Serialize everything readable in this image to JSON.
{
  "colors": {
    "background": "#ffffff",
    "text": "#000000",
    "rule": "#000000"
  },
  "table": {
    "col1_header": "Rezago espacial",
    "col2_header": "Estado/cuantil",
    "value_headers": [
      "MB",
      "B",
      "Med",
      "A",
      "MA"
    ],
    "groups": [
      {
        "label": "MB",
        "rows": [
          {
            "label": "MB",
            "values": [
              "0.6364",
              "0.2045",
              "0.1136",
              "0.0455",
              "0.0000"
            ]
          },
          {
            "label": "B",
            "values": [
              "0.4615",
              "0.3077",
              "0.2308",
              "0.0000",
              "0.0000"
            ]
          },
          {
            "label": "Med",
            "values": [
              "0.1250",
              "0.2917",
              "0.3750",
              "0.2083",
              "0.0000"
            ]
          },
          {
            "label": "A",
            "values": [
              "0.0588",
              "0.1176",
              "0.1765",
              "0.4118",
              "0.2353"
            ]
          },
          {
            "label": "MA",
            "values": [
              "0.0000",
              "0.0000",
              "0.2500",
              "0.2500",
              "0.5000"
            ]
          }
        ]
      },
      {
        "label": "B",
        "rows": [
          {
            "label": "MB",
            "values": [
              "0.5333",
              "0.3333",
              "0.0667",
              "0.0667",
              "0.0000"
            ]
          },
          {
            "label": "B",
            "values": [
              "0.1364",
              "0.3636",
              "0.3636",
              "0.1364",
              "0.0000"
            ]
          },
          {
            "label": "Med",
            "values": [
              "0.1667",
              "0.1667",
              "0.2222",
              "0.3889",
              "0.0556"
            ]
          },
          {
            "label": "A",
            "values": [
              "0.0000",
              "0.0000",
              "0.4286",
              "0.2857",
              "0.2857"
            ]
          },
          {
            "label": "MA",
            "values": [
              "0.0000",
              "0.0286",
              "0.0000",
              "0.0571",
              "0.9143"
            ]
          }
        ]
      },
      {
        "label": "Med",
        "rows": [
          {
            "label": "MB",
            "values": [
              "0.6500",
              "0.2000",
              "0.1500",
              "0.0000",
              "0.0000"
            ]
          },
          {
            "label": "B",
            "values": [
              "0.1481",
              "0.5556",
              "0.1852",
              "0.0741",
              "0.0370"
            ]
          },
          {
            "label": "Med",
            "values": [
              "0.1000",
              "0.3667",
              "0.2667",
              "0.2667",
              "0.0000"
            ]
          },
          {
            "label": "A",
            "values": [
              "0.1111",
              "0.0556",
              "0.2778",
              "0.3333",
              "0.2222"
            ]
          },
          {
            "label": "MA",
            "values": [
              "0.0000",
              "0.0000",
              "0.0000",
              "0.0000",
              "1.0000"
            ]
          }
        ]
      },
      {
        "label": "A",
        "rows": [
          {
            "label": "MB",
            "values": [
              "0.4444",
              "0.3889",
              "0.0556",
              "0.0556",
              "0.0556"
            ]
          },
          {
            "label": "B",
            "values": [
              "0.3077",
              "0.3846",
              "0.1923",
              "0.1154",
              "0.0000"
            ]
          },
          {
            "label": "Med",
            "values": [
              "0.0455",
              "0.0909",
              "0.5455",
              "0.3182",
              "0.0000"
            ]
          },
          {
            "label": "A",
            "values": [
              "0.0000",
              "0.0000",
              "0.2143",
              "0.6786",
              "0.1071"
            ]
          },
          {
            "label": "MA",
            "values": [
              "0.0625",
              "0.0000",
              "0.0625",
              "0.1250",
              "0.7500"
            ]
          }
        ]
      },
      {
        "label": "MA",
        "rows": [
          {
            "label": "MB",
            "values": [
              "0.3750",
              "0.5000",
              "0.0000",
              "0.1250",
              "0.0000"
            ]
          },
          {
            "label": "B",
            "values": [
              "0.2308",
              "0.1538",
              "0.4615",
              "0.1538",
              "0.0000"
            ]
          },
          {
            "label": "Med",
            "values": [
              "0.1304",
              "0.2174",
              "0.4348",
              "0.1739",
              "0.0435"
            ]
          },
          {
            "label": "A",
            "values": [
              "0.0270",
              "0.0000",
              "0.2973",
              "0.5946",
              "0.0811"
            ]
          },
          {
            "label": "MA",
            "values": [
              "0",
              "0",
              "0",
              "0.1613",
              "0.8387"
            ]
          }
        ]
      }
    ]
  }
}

■ **Task objective**:
All of the entries above need to be reproduced exactly.

■ **Expected answer**:
Serialize everything readable in this image to JSON.
{
  "colors": {
    "background": "#ffffff",
    "text": "#000000",
    "rule": "#000000"
  },
  "table": {
    "col1_header": "Rezago espacial",
    "col2_header": "Estado/cuantil",
    "value_headers": [
      "MB",
      "B",
      "Med",
      "A",
      "MA"
    ],
    "groups": [
      {
        "label": "MB",
        "rows": [
          {
            "label": "MB",
            "values": [
              "0.6364",
              "0.2045",
              "0.1136",
              "0.0455",
              "0.0000"
            ]
          },
          {
            "label": "B",
            "values": [
              "0.4615",
              "0.3077",
              "0.2308",
              "0.0000",
              "0.0000"
            ]
          },
          {
            "label": "Med",
            "values": [
              "0.1250",
              "0.2917",
              "0.3750",
              "0.2083",
              "0.0000"
            ]
          },
          {
            "label": "A",
            "values": [
              "0.0588",
              "0.1176",
              "0.1765",
              "0.4118",
              "0.2353"
            ]
          },
          {
            "label": "MA",
            "values": [
              "0.0000",
              "0.0000",
              "0.2500",
              "0.2500",
              "0.5000"
            ]
          }
        ]
      },
      {
        "label": "B",
        "rows": [
          {
            "label": "MB",
            "values": [
              "0.5333",
              "0.3333",
              "0.0667",
              "0.0667",
              "0.0000"
            ]
          },
          {
            "label": "B",
            "values": [
              "0.1364",
              "0.3636",
              "0.3636",
              "0.1364",
              "0.0000"
            ]
          },
          {
            "label": "Med",
            "values": [
              "0.1667",
              "0.1667",
              "0.2222",
              "0.3889",
              "0.0556"
            ]
          },
          {
            "label": "A",
            "values": [
              "0.0000",
              "0.0000",
              "0.4286",
              "0.2857",
              "0.2857"
            ]
          },
          {
            "label": "MA",
            "values": [
              "0.0000",
              "0.0286",
              "0.0000",
              "0.0571",
              "0.9143"
            ]
          }
        ]
      },
      {
        "label": "Med",
        "rows": [
          {
            "label": "MB",
            "values": [
              "0.6500",
              "0.2000",
              "0.1500",
              "0.0000",
              "0.0000"
            ]
          },
          {
            "label": "B",
            "values": [
              "0.1481",
              "0.5556",
              "0.1852",
              "0.0741",
              "0.0370"
            ]
          },
          {
            "label": "Med",
            "values": [
              "0.1000",
              "0.3667",
              "0.2667",
              "0.2667",
              "0.0000"
            ]
          },
          {
            "label": "A",
            "values": [
              "0.1111",
              "0.0556",
              "0.2778",
              "0.3333",
              "0.2222"
            ]
          },
          {
            "label": "MA",
            "values": [
              "0.0000",
              "0.0000",
              "0.0000",
              "0.0000",
              "1.0000"
            ]
          }
        ]
      },
      {
        "label": "A",
        "rows": [
          {
            "label": "MB",
            "values": [
              "0.4444",
              "0.3889",
              "0.0556",
              "0.0556",
              "0.0556"
            ]
          },
          {
            "label": "B",
            "values": [
              "0.3077",
              "0.3846",
              "0.1923",
              "0.1154",
              "0.0000"
            ]
          },
          {
            "label": "Med",
            "values": [
              "0.0455",
              "0.0909",
              "0.5455",
              "0.3182",
              "0.0000"
            ]
          },
          {
            "label": "A",
            "values": [
              "0.0000",
              "0.0000",
              "0.2143",
              "0.6786",
              "0.1071"
            ]
          },
          {
            "label": "MA",
            "values": [
              "0.0625",
              "0.0000",
              "0.0625",
              "0.1250",
              "0.7500"
            ]
          }
        ]
      },
      {
        "label": "MA",
        "rows": [
          {
            "label": "MB",
            "values": [
              "0.3750",
              "0.5000",
              "0.0000",
              "0.1250",
              "0.0000"
            ]
          },
          {
            "label": "B",
            "values": [
              "0.2308",
              "0.1538",
              "0.4615",
              "0.1538",
              "0.0000"
            ]
          },
          {
            "label": "Med",
            "values": [
              "0.1304",
              "0.2174",
              "0.4348",
              "0.1739",
              "0.0435"
            ]
          },
          {
            "label": "A",
            "values": [
              "0.0270",
              "0.0000",
              "0.2973",
              "0.5946",
              "0.0811"
            ]
          },
          {
            "label": "MA",
            "values": [
              "0",
              "0",
              "0",
              "0.1613",
              "0.8387"
            ]
          }
        ]
      }
    ]
  }
}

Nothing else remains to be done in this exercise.